Extract all lines that hold "下列相关叙述错误的是" from the records below.

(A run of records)
--- START ---

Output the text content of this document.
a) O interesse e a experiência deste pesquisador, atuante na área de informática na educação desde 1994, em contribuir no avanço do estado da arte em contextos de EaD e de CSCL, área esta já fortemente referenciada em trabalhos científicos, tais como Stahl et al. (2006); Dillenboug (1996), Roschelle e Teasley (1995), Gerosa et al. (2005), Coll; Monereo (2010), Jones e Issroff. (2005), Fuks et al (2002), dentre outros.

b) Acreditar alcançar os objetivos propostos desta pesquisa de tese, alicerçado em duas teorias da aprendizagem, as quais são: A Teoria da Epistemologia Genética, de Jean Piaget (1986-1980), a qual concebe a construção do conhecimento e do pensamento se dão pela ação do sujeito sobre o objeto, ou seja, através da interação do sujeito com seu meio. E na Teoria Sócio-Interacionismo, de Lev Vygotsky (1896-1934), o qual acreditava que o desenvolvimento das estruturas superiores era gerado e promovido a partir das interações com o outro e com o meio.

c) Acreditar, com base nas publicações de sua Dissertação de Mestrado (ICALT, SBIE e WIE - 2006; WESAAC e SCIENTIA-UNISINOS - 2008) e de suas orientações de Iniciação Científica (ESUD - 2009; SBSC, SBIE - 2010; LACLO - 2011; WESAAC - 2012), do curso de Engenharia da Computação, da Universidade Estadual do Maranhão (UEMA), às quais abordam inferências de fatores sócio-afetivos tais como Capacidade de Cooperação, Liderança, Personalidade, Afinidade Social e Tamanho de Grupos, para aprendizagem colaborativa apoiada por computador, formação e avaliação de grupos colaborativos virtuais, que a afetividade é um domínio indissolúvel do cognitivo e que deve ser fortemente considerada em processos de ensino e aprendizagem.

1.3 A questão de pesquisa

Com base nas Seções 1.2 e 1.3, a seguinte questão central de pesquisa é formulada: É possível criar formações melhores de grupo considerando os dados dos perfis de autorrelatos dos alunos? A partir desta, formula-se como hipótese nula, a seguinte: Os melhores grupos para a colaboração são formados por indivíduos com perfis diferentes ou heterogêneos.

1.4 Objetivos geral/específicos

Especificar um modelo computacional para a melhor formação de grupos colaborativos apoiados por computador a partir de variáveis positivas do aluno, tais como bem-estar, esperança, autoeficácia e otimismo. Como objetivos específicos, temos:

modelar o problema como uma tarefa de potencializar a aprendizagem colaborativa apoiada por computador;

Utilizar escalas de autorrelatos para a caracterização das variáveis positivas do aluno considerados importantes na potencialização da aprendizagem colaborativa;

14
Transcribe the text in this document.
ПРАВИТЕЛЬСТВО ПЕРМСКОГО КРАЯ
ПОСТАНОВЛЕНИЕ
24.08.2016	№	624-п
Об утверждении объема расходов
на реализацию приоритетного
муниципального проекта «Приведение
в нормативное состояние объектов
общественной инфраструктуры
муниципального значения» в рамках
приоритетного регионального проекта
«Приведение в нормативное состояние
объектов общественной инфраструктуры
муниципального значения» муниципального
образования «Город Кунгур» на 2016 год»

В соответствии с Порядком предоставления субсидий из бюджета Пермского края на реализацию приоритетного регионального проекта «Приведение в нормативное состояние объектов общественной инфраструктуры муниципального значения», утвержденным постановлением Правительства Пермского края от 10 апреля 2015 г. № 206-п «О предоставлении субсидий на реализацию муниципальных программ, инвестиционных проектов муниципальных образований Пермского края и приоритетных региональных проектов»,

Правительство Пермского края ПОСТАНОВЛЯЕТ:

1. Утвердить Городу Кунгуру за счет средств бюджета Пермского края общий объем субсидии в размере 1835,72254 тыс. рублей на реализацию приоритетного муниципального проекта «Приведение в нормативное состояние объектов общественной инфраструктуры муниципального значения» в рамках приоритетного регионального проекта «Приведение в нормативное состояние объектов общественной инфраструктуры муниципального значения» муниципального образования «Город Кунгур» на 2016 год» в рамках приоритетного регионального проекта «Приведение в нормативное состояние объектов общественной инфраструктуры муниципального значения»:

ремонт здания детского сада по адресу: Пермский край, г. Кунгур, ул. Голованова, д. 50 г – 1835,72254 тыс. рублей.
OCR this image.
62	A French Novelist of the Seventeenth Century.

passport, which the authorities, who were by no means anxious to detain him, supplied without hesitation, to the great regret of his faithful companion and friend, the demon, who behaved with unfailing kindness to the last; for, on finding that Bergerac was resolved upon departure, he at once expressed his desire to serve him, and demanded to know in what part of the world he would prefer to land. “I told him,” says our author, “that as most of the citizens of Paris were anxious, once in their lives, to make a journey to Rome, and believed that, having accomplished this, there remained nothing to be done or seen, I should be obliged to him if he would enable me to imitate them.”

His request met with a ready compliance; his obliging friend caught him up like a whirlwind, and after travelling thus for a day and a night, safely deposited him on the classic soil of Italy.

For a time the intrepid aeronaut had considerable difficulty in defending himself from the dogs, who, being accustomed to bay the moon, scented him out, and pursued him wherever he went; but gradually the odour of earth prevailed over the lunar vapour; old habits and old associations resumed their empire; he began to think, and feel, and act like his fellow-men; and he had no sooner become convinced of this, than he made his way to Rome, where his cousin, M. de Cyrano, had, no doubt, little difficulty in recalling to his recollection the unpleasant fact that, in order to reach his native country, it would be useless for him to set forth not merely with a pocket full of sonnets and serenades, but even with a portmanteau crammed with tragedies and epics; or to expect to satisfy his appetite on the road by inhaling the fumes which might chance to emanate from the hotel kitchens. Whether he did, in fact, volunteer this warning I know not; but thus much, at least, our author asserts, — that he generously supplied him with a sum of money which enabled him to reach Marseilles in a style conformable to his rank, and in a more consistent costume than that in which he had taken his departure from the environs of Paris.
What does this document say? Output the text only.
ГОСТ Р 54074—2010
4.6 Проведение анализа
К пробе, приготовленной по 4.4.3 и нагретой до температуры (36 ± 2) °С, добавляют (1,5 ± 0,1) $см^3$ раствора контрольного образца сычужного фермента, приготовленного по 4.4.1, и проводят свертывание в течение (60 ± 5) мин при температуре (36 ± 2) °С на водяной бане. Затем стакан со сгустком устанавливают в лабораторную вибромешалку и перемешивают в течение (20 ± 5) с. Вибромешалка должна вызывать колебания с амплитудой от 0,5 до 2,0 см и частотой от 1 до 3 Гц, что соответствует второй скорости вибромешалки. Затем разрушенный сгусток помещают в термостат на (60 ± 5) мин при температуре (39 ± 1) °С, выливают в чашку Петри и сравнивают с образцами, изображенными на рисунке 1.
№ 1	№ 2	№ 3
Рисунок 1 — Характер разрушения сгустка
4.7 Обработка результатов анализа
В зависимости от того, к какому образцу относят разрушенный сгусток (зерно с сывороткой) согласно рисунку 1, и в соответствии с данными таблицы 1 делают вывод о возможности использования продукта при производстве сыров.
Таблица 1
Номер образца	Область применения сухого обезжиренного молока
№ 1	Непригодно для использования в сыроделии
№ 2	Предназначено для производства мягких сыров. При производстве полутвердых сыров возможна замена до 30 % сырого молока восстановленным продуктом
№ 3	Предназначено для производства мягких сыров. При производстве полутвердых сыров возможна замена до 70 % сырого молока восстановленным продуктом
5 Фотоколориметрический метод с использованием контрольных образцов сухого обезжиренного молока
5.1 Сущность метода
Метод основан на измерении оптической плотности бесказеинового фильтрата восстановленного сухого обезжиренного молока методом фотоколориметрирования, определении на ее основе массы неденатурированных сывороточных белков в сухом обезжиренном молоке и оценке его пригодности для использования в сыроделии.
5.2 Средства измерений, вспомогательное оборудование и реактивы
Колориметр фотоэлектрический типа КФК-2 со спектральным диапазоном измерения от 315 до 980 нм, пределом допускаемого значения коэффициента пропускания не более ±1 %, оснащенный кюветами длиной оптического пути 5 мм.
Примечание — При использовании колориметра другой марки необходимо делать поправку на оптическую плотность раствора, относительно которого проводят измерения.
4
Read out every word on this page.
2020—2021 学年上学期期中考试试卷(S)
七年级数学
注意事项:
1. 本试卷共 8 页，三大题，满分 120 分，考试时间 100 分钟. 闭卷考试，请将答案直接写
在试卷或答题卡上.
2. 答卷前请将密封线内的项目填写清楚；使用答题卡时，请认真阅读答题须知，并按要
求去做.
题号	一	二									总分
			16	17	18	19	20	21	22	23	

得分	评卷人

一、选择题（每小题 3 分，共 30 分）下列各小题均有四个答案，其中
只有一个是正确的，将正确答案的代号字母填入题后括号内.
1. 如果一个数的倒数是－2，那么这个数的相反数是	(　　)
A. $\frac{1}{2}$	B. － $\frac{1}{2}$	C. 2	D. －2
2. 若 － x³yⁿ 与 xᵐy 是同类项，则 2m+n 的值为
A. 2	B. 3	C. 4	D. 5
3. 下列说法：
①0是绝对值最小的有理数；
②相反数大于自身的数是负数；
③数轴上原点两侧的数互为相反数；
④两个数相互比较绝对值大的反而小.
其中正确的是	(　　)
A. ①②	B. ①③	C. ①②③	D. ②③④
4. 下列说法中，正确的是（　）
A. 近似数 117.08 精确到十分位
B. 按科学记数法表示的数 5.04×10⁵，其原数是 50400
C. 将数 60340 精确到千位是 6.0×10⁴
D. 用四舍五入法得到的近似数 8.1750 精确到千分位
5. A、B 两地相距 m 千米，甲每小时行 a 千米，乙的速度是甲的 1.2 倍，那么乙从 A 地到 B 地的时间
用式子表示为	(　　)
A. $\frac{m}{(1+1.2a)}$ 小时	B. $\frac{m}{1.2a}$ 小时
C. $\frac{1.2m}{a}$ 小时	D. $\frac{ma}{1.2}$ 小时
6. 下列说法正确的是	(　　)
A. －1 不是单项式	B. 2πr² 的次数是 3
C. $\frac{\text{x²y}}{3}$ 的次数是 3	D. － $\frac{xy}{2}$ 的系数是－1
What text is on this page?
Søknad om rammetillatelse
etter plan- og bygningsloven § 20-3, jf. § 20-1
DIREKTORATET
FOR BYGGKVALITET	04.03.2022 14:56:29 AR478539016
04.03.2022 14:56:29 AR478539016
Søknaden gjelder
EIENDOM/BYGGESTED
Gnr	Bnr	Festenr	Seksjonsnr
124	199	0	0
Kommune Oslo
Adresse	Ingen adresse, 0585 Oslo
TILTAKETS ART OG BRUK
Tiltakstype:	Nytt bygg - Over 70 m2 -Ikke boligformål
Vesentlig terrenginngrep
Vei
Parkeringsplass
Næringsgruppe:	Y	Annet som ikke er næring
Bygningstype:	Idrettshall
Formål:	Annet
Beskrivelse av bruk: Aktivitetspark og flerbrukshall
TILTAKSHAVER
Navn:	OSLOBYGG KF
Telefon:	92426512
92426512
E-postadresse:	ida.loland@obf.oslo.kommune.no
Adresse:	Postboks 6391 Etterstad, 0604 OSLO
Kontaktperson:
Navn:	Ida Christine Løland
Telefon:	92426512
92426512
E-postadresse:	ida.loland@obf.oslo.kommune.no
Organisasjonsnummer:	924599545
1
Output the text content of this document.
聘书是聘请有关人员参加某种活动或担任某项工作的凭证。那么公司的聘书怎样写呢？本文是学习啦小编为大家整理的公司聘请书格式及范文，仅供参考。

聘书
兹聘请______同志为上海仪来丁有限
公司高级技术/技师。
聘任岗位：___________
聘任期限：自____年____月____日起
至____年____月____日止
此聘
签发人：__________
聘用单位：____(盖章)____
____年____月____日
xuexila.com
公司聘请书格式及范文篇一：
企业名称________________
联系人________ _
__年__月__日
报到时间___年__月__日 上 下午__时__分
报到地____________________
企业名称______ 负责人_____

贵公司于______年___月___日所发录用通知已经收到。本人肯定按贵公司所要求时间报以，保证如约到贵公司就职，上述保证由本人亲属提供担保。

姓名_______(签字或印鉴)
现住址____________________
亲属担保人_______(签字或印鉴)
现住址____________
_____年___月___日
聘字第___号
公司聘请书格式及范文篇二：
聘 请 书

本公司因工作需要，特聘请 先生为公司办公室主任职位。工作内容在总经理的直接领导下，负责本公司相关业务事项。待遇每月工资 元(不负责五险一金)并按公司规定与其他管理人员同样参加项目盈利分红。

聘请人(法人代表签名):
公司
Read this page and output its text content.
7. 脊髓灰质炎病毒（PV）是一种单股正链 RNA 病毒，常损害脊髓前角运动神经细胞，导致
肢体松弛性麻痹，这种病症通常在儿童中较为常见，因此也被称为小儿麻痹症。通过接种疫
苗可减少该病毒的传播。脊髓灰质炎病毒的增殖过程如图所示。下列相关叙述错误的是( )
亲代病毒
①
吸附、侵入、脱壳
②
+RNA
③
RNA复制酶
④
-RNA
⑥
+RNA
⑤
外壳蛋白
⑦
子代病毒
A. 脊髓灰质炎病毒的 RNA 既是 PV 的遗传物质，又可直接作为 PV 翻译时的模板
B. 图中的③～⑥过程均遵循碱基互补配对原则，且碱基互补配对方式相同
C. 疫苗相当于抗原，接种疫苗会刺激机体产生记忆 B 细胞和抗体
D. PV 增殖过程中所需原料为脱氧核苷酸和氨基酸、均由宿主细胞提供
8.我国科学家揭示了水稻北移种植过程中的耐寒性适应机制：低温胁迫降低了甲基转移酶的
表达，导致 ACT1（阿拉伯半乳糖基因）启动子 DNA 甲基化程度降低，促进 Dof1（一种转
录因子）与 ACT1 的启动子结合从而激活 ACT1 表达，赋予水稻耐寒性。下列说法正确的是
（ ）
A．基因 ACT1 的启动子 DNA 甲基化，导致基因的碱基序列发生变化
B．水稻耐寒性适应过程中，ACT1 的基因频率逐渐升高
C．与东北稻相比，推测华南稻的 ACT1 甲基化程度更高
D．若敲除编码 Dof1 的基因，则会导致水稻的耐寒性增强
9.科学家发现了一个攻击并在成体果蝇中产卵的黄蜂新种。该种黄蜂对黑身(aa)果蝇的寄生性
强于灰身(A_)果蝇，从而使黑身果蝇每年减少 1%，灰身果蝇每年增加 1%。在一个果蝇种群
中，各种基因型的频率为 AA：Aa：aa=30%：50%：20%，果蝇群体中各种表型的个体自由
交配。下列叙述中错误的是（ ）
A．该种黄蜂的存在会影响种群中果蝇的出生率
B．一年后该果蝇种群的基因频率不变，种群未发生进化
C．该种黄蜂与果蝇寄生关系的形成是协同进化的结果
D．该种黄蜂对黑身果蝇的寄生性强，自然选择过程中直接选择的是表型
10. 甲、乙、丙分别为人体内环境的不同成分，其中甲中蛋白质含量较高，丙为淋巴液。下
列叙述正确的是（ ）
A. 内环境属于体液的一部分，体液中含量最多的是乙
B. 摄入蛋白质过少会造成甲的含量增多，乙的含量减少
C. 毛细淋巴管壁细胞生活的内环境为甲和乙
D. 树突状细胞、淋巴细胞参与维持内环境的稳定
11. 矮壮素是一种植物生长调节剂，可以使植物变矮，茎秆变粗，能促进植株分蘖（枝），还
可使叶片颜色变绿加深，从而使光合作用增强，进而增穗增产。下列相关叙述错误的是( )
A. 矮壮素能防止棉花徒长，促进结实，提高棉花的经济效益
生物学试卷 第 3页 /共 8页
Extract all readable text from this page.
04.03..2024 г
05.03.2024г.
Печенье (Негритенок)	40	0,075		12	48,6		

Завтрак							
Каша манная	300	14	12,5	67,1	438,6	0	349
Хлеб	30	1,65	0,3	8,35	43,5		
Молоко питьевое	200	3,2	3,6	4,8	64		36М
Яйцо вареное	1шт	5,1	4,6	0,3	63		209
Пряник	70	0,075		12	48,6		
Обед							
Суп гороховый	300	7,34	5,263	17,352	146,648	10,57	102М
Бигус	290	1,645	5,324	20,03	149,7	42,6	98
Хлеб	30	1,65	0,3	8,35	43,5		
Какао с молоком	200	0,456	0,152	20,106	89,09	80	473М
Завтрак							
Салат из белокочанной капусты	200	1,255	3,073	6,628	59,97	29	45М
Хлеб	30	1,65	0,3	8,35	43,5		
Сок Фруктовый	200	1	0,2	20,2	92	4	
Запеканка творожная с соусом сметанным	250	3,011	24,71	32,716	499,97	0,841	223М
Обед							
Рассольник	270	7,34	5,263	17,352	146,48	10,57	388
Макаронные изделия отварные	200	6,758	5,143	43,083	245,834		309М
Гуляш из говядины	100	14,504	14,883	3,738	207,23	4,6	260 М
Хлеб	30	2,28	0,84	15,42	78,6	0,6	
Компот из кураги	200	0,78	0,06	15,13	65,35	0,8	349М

--- END ---

**Full solution:**
苗可减少该病毒的传播。脊髓灰质炎病毒的增殖过程如图所示。下列相关叙述错误的是( )
可使叶片颜色变绿加深，从而使光合作用增强，进而增穗增产。下列相关叙述错误的是( )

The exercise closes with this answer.